◆ WHAT YOU HAVE TO DO ◆
Can you restate the records below word for word?

Stored entries:
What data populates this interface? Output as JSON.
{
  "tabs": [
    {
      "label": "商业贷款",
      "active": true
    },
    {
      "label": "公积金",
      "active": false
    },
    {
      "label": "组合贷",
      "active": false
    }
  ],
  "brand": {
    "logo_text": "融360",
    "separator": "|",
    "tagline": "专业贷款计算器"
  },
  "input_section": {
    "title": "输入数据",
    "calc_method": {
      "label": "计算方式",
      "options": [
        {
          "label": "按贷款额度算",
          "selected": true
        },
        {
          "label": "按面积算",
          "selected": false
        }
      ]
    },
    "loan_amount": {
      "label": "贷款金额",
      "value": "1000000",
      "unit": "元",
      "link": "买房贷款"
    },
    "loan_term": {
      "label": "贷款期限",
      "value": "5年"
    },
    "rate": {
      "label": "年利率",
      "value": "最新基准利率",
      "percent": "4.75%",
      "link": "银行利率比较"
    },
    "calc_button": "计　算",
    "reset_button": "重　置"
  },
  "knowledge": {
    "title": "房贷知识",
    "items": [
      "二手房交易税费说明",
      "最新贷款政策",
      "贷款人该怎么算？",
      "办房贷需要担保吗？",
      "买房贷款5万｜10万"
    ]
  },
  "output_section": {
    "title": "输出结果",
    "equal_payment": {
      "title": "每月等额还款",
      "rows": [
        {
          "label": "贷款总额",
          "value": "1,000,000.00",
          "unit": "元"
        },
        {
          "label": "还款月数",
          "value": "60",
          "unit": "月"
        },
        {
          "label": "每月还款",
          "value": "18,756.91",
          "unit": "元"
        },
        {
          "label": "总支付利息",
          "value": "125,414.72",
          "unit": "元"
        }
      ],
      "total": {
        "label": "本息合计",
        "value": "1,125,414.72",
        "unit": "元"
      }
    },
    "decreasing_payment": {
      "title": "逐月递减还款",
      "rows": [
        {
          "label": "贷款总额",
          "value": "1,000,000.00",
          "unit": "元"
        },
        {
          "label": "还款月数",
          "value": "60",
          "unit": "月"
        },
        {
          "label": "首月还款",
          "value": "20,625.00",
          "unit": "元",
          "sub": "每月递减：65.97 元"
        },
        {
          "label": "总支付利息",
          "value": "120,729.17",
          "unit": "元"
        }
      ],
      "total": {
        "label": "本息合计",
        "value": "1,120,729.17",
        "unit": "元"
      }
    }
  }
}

◆ RESULT OF THIS EXERCISE ◆
What data populates this interface? Output as JSON.
{
  "tabs": [
    {
      "label": "商业贷款",
      "active": true
    },
    {
      "label": "公积金",
      "active": false
    },
    {
      "label": "组合贷",
      "active": false
    }
  ],
  "brand": {
    "logo_text": "融360",
    "separator": "|",
    "tagline": "专业贷款计算器"
  },
  "input_section": {
    "title": "输入数据",
    "calc_method": {
      "label": "计算方式",
      "options": [
        {
          "label": "按贷款额度算",
          "selected": true
        },
        {
          "label": "按面积算",
          "selected": false
        }
      ]
    },
    "loan_amount": {
      "label": "贷款金额",
      "value": "1000000",
      "unit": "元",
      "link": "买房贷款"
    },
    "loan_term": {
      "label": "贷款期限",
      "value": "5年"
    },
    "rate": {
      "label": "年利率",
      "value": "最新基准利率",
      "percent": "4.75%",
      "link": "银行利率比较"
    },
    "calc_button": "计　算",
    "reset_button": "重　置"
  },
  "knowledge": {
    "title": "房贷知识",
    "items": [
      "二手房交易税费说明",
      "最新贷款政策",
      "贷款人该怎么算？",
      "办房贷需要担保吗？",
      "买房贷款5万｜10万"
    ]
  },
  "output_section": {
    "title": "输出结果",
    "equal_payment": {
      "title": "每月等额还款",
      "rows": [
        {
          "label": "贷款总额",
          "value": "1,000,000.00",
          "unit": "元"
        },
        {
          "label": "还款月数",
          "value": "60",
          "unit": "月"
        },
        {
          "label": "每月还款",
          "value": "18,756.91",
          "unit": "元"
        },
        {
          "label": "总支付利息",
          "value": "125,414.72",
          "unit": "元"
        }
      ],
      "total": {
        "label": "本息合计",
        "value": "1,125,414.72",
        "unit": "元"
      }
    },
    "decreasing_payment": {
      "title": "逐月递减还款",
      "rows": [
        {
          "label": "贷款总额",
          "value": "1,000,000.00",
          "unit": "元"
        },
        {
          "label": "还款月数",
          "value": "60",
          "unit": "月"
        },
        {
          "label": "首月还款",
          "value": "20,625.00",
          "unit": "元",
          "sub": "每月递减：65.97 元"
        },
        {
          "label": "总支付利息",
          "value": "120,729.17",
          "unit": "元"
        }
      ],
      "total": {
        "label": "本息合计",
        "value": "1,120,729.17",
        "unit": "元"
      }
    }
  }
}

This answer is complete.